------ GIVEN RECORDS ------

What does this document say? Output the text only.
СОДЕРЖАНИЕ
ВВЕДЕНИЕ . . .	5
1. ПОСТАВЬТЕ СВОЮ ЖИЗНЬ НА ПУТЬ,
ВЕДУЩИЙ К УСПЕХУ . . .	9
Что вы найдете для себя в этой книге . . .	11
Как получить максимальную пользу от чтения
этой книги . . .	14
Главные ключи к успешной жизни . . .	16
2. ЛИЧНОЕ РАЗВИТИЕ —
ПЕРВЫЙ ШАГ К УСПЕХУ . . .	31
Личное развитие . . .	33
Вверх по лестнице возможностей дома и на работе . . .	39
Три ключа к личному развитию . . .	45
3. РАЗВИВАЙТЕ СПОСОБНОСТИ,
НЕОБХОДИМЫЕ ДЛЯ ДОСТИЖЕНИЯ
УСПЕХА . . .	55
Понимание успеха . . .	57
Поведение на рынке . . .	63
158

------

WORK INSTRUCTIONS. Pick each line holding the word "этой" out of the data and copy it.

RESPONSE BELOW.
Что вы найдете для себя в этой книге . . .	11
этой книги . . .	14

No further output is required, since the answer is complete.